▸ PROBLEM STATEMENT: Reproduce the listing below verbatim.

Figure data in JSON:

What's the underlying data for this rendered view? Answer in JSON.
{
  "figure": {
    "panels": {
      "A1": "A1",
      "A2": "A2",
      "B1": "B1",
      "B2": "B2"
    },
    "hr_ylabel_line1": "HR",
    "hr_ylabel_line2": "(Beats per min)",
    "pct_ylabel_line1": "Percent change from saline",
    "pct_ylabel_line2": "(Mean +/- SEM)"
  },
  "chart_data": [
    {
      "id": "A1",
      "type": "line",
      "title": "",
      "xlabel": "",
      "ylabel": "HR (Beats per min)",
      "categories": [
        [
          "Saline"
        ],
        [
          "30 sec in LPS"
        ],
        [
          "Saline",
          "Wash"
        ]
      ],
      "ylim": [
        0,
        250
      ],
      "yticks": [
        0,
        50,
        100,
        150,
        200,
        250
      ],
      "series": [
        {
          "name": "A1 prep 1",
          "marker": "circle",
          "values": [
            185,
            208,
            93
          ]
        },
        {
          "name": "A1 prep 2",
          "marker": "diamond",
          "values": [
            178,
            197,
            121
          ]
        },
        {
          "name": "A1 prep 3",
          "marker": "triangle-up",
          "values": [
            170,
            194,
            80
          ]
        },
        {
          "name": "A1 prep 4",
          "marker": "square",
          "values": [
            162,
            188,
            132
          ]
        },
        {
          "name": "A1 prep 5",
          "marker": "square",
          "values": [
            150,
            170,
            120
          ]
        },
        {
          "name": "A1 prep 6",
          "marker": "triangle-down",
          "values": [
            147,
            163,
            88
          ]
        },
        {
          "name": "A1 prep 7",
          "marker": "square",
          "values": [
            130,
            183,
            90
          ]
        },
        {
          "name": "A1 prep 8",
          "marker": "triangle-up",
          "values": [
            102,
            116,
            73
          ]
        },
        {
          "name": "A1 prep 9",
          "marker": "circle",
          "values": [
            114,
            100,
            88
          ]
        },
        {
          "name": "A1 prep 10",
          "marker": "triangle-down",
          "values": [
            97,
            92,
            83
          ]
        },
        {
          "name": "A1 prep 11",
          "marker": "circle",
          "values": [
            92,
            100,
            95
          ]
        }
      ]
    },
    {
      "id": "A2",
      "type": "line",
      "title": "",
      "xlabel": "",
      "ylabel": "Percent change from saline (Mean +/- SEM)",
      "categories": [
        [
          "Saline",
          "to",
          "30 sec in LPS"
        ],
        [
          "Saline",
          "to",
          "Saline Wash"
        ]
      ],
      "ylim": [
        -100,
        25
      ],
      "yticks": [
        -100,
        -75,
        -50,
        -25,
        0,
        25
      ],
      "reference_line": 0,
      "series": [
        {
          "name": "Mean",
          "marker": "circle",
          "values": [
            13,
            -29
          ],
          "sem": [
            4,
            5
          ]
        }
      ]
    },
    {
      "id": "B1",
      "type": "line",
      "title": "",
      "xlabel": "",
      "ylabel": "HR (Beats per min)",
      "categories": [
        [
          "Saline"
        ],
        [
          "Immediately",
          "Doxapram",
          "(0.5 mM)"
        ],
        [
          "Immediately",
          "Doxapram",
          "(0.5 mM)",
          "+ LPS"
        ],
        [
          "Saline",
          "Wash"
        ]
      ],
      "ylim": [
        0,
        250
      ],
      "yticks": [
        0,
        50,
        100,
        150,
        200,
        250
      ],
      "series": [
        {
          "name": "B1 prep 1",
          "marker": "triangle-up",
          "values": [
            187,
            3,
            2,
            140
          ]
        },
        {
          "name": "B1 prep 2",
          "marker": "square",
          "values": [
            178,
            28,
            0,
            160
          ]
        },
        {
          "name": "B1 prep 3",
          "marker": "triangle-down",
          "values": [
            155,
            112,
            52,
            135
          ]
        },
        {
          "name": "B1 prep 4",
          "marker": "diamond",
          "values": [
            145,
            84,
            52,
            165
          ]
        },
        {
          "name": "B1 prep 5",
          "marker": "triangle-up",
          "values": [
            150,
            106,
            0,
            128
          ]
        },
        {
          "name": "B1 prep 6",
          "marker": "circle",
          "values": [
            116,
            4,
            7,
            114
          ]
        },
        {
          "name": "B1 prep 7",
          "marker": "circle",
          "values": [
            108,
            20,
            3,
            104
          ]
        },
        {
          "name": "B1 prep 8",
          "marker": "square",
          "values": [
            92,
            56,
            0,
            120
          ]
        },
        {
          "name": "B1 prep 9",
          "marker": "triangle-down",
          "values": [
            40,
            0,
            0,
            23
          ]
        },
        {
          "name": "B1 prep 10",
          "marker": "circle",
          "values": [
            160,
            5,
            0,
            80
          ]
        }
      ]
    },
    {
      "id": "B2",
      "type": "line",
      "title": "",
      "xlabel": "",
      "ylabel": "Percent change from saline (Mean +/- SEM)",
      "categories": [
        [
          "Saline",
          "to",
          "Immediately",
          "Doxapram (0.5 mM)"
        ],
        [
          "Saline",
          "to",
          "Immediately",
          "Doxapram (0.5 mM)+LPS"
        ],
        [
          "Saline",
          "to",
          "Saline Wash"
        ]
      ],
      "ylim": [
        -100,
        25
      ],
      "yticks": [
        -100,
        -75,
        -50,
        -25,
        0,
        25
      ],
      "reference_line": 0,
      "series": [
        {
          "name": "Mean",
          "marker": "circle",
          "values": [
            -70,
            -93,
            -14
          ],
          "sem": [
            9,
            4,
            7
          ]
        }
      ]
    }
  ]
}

▸ EXERCISE SOLUTION:
What's the underlying data for this rendered view? Answer in JSON.
{
  "figure": {
    "panels": {
      "A1": "A1",
      "A2": "A2",
      "B1": "B1",
      "B2": "B2"
    },
    "hr_ylabel_line1": "HR",
    "hr_ylabel_line2": "(Beats per min)",
    "pct_ylabel_line1": "Percent change from saline",
    "pct_ylabel_line2": "(Mean +/- SEM)"
  },
  "chart_data": [
    {
      "id": "A1",
      "type": "line",
      "title": "",
      "xlabel": "",
      "ylabel": "HR (Beats per min)",
      "categories": [
        [
          "Saline"
        ],
        [
          "30 sec in LPS"
        ],
        [
          "Saline",
          "Wash"
        ]
      ],
      "ylim": [
        0,
        250
      ],
      "yticks": [
        0,
        50,
        100,
        150,
        200,
        250
      ],
      "series": [
        {
          "name": "A1 prep 1",
          "marker": "circle",
          "values": [
            185,
            208,
            93
          ]
        },
        {
          "name": "A1 prep 2",
          "marker": "diamond",
          "values": [
            178,
            197,
            121
          ]
        },
        {
          "name": "A1 prep 3",
          "marker": "triangle-up",
          "values": [
            170,
            194,
            80
          ]
        },
        {
          "name": "A1 prep 4",
          "marker": "square",
          "values": [
            162,
            188,
            132
          ]
        },
        {
          "name": "A1 prep 5",
          "marker": "square",
          "values": [
            150,
            170,
            120
          ]
        },
        {
          "name": "A1 prep 6",
          "marker": "triangle-down",
          "values": [
            147,
            163,
            88
          ]
        },
        {
          "name": "A1 prep 7",
          "marker": "square",
          "values": [
            130,
            183,
            90
          ]
        },
        {
          "name": "A1 prep 8",
          "marker": "triangle-up",
          "values": [
            102,
            116,
            73
          ]
        },
        {
          "name": "A1 prep 9",
          "marker": "circle",
          "values": [
            114,
            100,
            88
          ]
        },
        {
          "name": "A1 prep 10",
          "marker": "triangle-down",
          "values": [
            97,
            92,
            83
          ]
        },
        {
          "name": "A1 prep 11",
          "marker": "circle",
          "values": [
            92,
            100,
            95
          ]
        }
      ]
    },
    {
      "id": "A2",
      "type": "line",
      "title": "",
      "xlabel": "",
      "ylabel": "Percent change from saline (Mean +/- SEM)",
      "categories": [
        [
          "Saline",
          "to",
          "30 sec in LPS"
        ],
        [
          "Saline",
          "to",
          "Saline Wash"
        ]
      ],
      "ylim": [
        -100,
        25
      ],
      "yticks": [
        -100,
        -75,
        -50,
        -25,
        0,
        25
      ],
      "reference_line": 0,
      "series": [
        {
          "name": "Mean",
          "marker": "circle",
          "values": [
            13,
            -29
          ],
          "sem": [
            4,
            5
          ]
        }
      ]
    },
    {
      "id": "B1",
      "type": "line",
      "title": "",
      "xlabel": "",
      "ylabel": "HR (Beats per min)",
      "categories": [
        [
          "Saline"
        ],
        [
          "Immediately",
          "Doxapram",
          "(0.5 mM)"
        ],
        [
          "Immediately",
          "Doxapram",
          "(0.5 mM)",
          "+ LPS"
        ],
        [
          "Saline",
          "Wash"
        ]
      ],
      "ylim": [
        0,
        250
      ],
      "yticks": [
        0,
        50,
        100,
        150,
        200,
        250
      ],
      "series": [
        {
          "name": "B1 prep 1",
          "marker": "triangle-up",
          "values": [
            187,
            3,
            2,
            140
          ]
        },
        {
          "name": "B1 prep 2",
          "marker": "square",
          "values": [
            178,
            28,
            0,
            160
          ]
        },
        {
          "name": "B1 prep 3",
          "marker": "triangle-down",
          "values": [
            155,
            112,
            52,
            135
          ]
        },
        {
          "name": "B1 prep 4",
          "marker": "diamond",
          "values": [
            145,
            84,
            52,
            165
          ]
        },
        {
          "name": "B1 prep 5",
          "marker": "triangle-up",
          "values": [
            150,
            106,
            0,
            128
          ]
        },
        {
          "name": "B1 prep 6",
          "marker": "circle",
          "values": [
            116,
            4,
            7,
            114
          ]
        },
        {
          "name": "B1 prep 7",
          "marker": "circle",
          "values": [
            108,
            20,
            3,
            104
          ]
        },
        {
          "name": "B1 prep 8",
          "marker": "square",
          "values": [
            92,
            56,
            0,
            120
          ]
        },
        {
          "name": "B1 prep 9",
          "marker": "triangle-down",
          "values": [
            40,
            0,
            0,
            23
          ]
        },
        {
          "name": "B1 prep 10",
          "marker": "circle",
          "values": [
            160,
            5,
            0,
            80
          ]
        }
      ]
    },
    {
      "id": "B2",
      "type": "line",
      "title": "",
      "xlabel": "",
      "ylabel": "Percent change from saline (Mean +/- SEM)",
      "categories": [
        [
          "Saline",
          "to",
          "Immediately",
          "Doxapram (0.5 mM)"
        ],
        [
          "Saline",
          "to",
          "Immediately",
          "Doxapram (0.5 mM)+LPS"
        ],
        [
          "Saline",
          "to",
          "Saline Wash"
        ]
      ],
      "ylim": [
        -100,
        25
      ],
      "yticks": [
        -100,
        -75,
        -50,
        -25,
        0,
        25
      ],
      "reference_line": 0,
      "series": [
        {
          "name": "Mean",
          "marker": "circle",
          "values": [
            -70,
            -93,
            -14
          ],
          "sem": [
            9,
            4,
            7
          ]
        }
      ]
    }
  ]
}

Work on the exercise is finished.